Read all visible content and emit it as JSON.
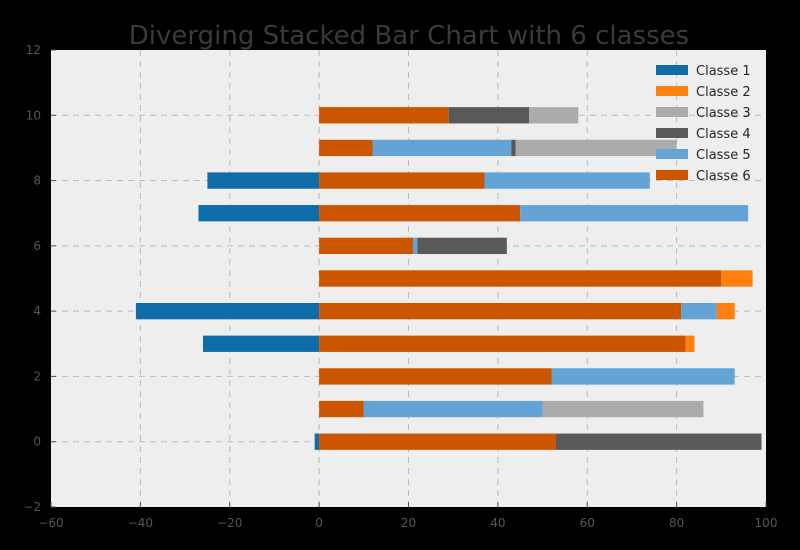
{
  "chart_data": {
    "type": "bar",
    "orientation": "horizontal",
    "stacking": "diverging",
    "title": "Diverging Stacked Bar Chart with 6 classes",
    "xlabel": "",
    "ylabel": "",
    "xlim": [
      -60,
      100
    ],
    "ylim": [
      -2,
      12
    ],
    "xticks": [
      -60,
      -40,
      -20,
      0,
      20,
      40,
      60,
      80,
      100
    ],
    "yticks": [
      -2,
      0,
      2,
      4,
      6,
      8,
      10,
      12
    ],
    "grid": true,
    "legend_position": "top-right",
    "categories": [
      0,
      1,
      2,
      3,
      4,
      5,
      6,
      7,
      8,
      9,
      10
    ],
    "negative_series": [
      {
        "name": "Classe 1",
        "color": "#0e6ca8",
        "values": [
          -1,
          0,
          0,
          -26,
          -41,
          0,
          0,
          -27,
          -25,
          0,
          0
        ]
      }
    ],
    "positive_series": [
      {
        "name": "Classe 6",
        "color": "#cc5500",
        "values": [
          53,
          10,
          52,
          82,
          81,
          90,
          21,
          45,
          37,
          12,
          29
        ]
      },
      {
        "name": "Classe 5",
        "color": "#63a3d6",
        "values": [
          0,
          40,
          41,
          0,
          8,
          0,
          1,
          51,
          37,
          31,
          0
        ]
      },
      {
        "name": "Classe 2",
        "color": "#ff800e",
        "values": [
          0,
          0,
          0,
          2,
          4,
          7,
          0,
          0,
          0,
          0,
          0
        ]
      },
      {
        "name": "Classe 4",
        "color": "#595959",
        "values": [
          46,
          0,
          0,
          0,
          0,
          0,
          20,
          0,
          0,
          1,
          18
        ]
      },
      {
        "name": "Classe 3",
        "color": "#ababab",
        "values": [
          0,
          36,
          0,
          0,
          0,
          0,
          0,
          0,
          0,
          36,
          11
        ]
      }
    ],
    "legend": [
      {
        "name": "Classe 1",
        "color": "#0e6ca8"
      },
      {
        "name": "Classe 2",
        "color": "#ff800e"
      },
      {
        "name": "Classe 3",
        "color": "#ababab"
      },
      {
        "name": "Classe 4",
        "color": "#595959"
      },
      {
        "name": "Classe 5",
        "color": "#63a3d6"
      },
      {
        "name": "Classe 6",
        "color": "#cc5500"
      }
    ]
  },
  "colors": {
    "figure_background": "#000000",
    "plot_background": "#eeeeee",
    "grid": "#bbbbbb"
  }
}
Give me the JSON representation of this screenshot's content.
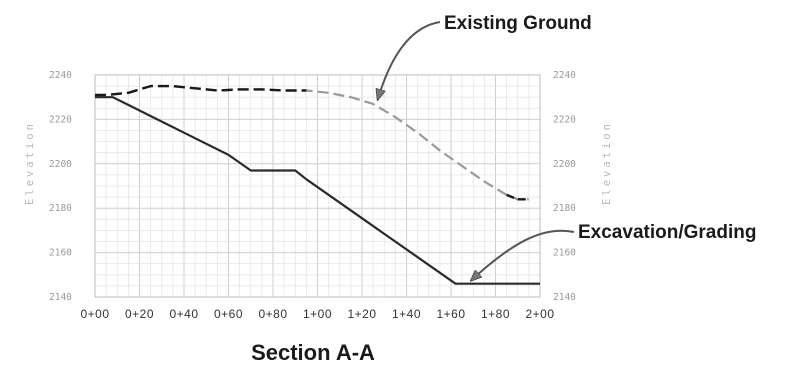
{
  "chart_data": {
    "type": "line",
    "title": "Section A-A",
    "xlabel": "",
    "ylabel": "Elevation",
    "y2label": "Elevation",
    "xlim": [
      0,
      200
    ],
    "ylim": [
      2140,
      2240
    ],
    "x_ticks": [
      "0+00",
      "0+20",
      "0+40",
      "0+60",
      "0+80",
      "1+00",
      "1+20",
      "1+40",
      "1+60",
      "1+80",
      "2+00"
    ],
    "y_ticks": [
      2140,
      2160,
      2180,
      2200,
      2220,
      2240
    ],
    "grid": true,
    "series": [
      {
        "name": "Existing Ground",
        "style": "dashed",
        "color": "#1a1a1a",
        "faded_color": "#9a9a9a",
        "x": [
          0,
          5,
          15,
          25,
          35,
          45,
          55,
          65,
          75,
          85,
          95,
          105,
          115,
          125,
          135,
          145,
          155,
          165,
          175,
          185,
          190,
          195
        ],
        "y": [
          2231,
          2231,
          2232,
          2235,
          2235,
          2234,
          2233,
          2233.5,
          2233.5,
          2233,
          2233,
          2232,
          2230,
          2227,
          2221,
          2214,
          2206,
          2199,
          2192,
          2186,
          2184,
          2184
        ]
      },
      {
        "name": "Excavation/Grading",
        "style": "solid",
        "color": "#2a2a2a",
        "x": [
          0,
          8,
          20,
          40,
          60,
          70,
          90,
          95,
          162,
          200
        ],
        "y": [
          2230,
          2230,
          2224,
          2214,
          2204,
          2197,
          2197,
          2193,
          2146,
          2146
        ]
      }
    ],
    "annotations": [
      {
        "text": "Existing Ground",
        "target_x": 127,
        "target_y": 2227
      },
      {
        "text": "Excavation/Grading",
        "target_x": 168,
        "target_y": 2146
      }
    ]
  }
}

# # # # #

* Do this *
Give the count of lines in the data shown above that contain "Grading", and nothing else.

* Exercise answer *
2